## INSTRUCTIONS FOR THE TASK
Quote the records that follow in full, leaving the pictures out.

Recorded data

□ □ □ □ □ □ □

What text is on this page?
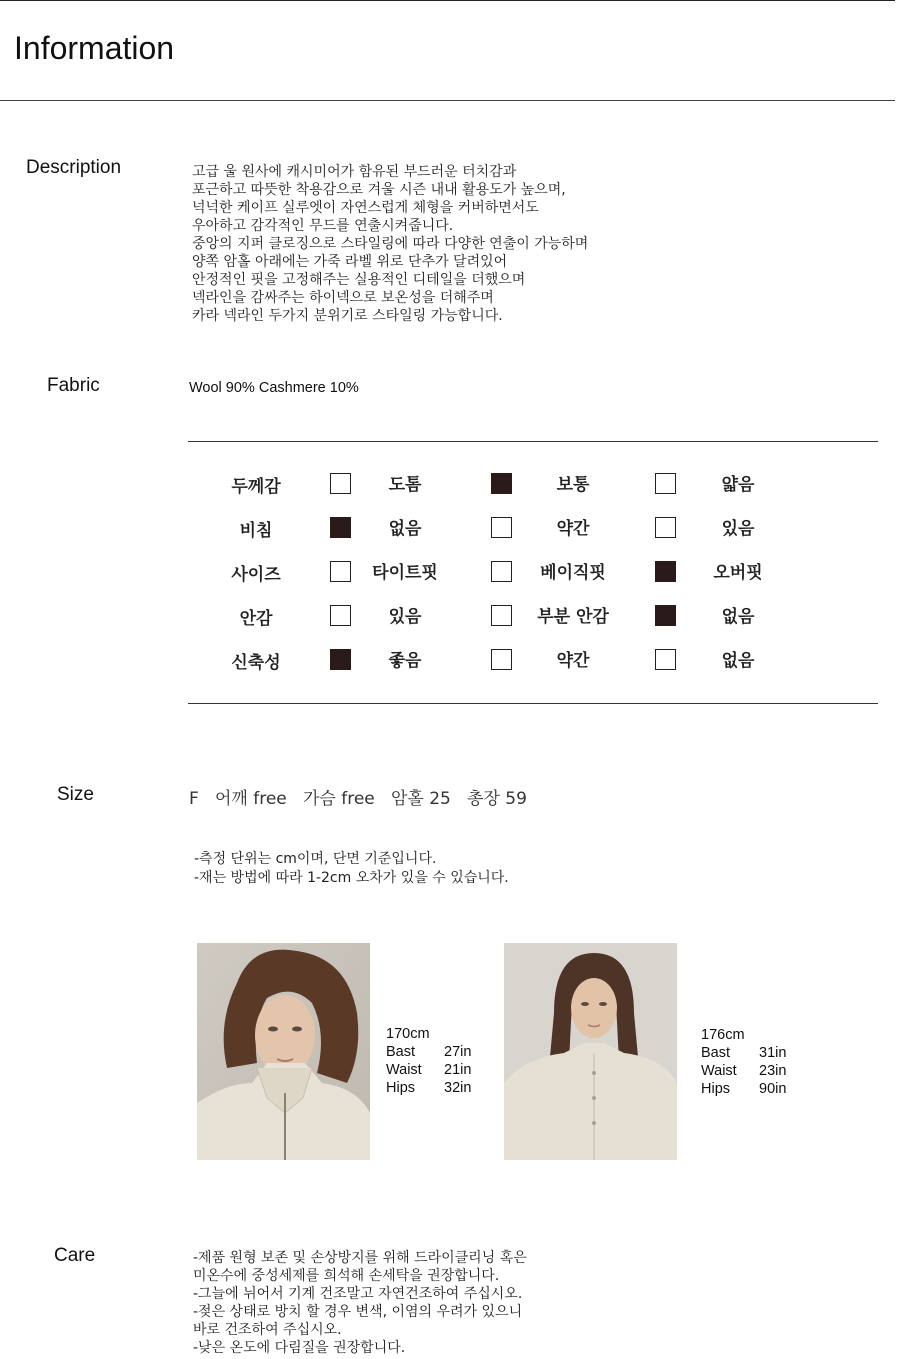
Information
Description	고급 울 원사에 캐시미어가 함유된 부드러운 터치감과
포근하고 따뜻한 착용감으로 겨울 시즌 내내 활용도가 높으며,
넉넉한 케이프 실루엣이 자연스럽게 체형을 커버하면서도
우아하고 감각적인 무드를 연출시켜줍니다.
중앙의 지퍼 클로징으로 스타일링에 따라 다양한 연출이 가능하며
양쪽 암홀 아래에는 가죽 라벨 위로 단추가 달려있어
안정적인 핏을 고정해주는 실용적인 디테일을 더했으며
넥라인을 감싸주는 하이넥으로 보온성을 더해주며
카라 넥라인 두가지 분위기로 스타일링 가능합니다.
Fabric	Wool 90% Cashmere 10%
두께감	도톰	보통	얇음
비침	없음	약간	있음
사이즈	타이트핏	베이직핏	오버핏
안감	있음	부분 안감	없음
신축성	좋음	약간	없음
Size	F   어깨 free   가슴 free   암홀 25   총장 59
-측정 단위는 cm이며, 단면 기준입니다.
-재는 방법에 따라 1-2cm 오차가 있을 수 있습니다.
170cm
Bast 27in
Waist 21in
Hips 32in
176cm
Bast 31in
Waist 23in
Hips 90in
Care	-제품 원형 보존 및 손상방지를 위해 드라이클리닝 혹은
미온수에 중성세제를 희석해 손세탁을 권장합니다.
-그늘에 뉘어서 기계 건조말고 자연건조하여 주십시오.
-젖은 상태로 방치 할 경우 변색, 이염의 우려가 있으니
바로 건조하여 주십시오.
-낮은 온도에 다림질을 권장합니다.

□ □ □ □ □ □ □

## WRITTEN RESPONSE
What text is on this page?
Information
Description	고급 울 원사에 캐시미어가 함유된 부드러운 터치감과
포근하고 따뜻한 착용감으로 겨울 시즌 내내 활용도가 높으며,
넉넉한 케이프 실루엣이 자연스럽게 체형을 커버하면서도
우아하고 감각적인 무드를 연출시켜줍니다.
중앙의 지퍼 클로징으로 스타일링에 따라 다양한 연출이 가능하며
양쪽 암홀 아래에는 가죽 라벨 위로 단추가 달려있어
안정적인 핏을 고정해주는 실용적인 디테일을 더했으며
넥라인을 감싸주는 하이넥으로 보온성을 더해주며
카라 넥라인 두가지 분위기로 스타일링 가능합니다.
Fabric	Wool 90% Cashmere 10%
두께감	도톰	보통	얇음
비침	없음	약간	있음
사이즈	타이트핏	베이직핏	오버핏
안감	있음	부분 안감	없음
신축성	좋음	약간	없음
Size	F   어깨 free   가슴 free   암홀 25   총장 59
-측정 단위는 cm이며, 단면 기준입니다.
-재는 방법에 따라 1-2cm 오차가 있을 수 있습니다.
170cm
Bast 27in
Waist 21in
Hips 32in
176cm
Bast 31in
Waist 23in
Hips 90in
Care	-제품 원형 보존 및 손상방지를 위해 드라이클리닝 혹은
미온수에 중성세제를 희석해 손세탁을 권장합니다.
-그늘에 뉘어서 기계 건조말고 자연건조하여 주십시오.
-젖은 상태로 방치 할 경우 변색, 이염의 우려가 있으니
바로 건조하여 주십시오.
-낮은 온도에 다림질을 권장합니다.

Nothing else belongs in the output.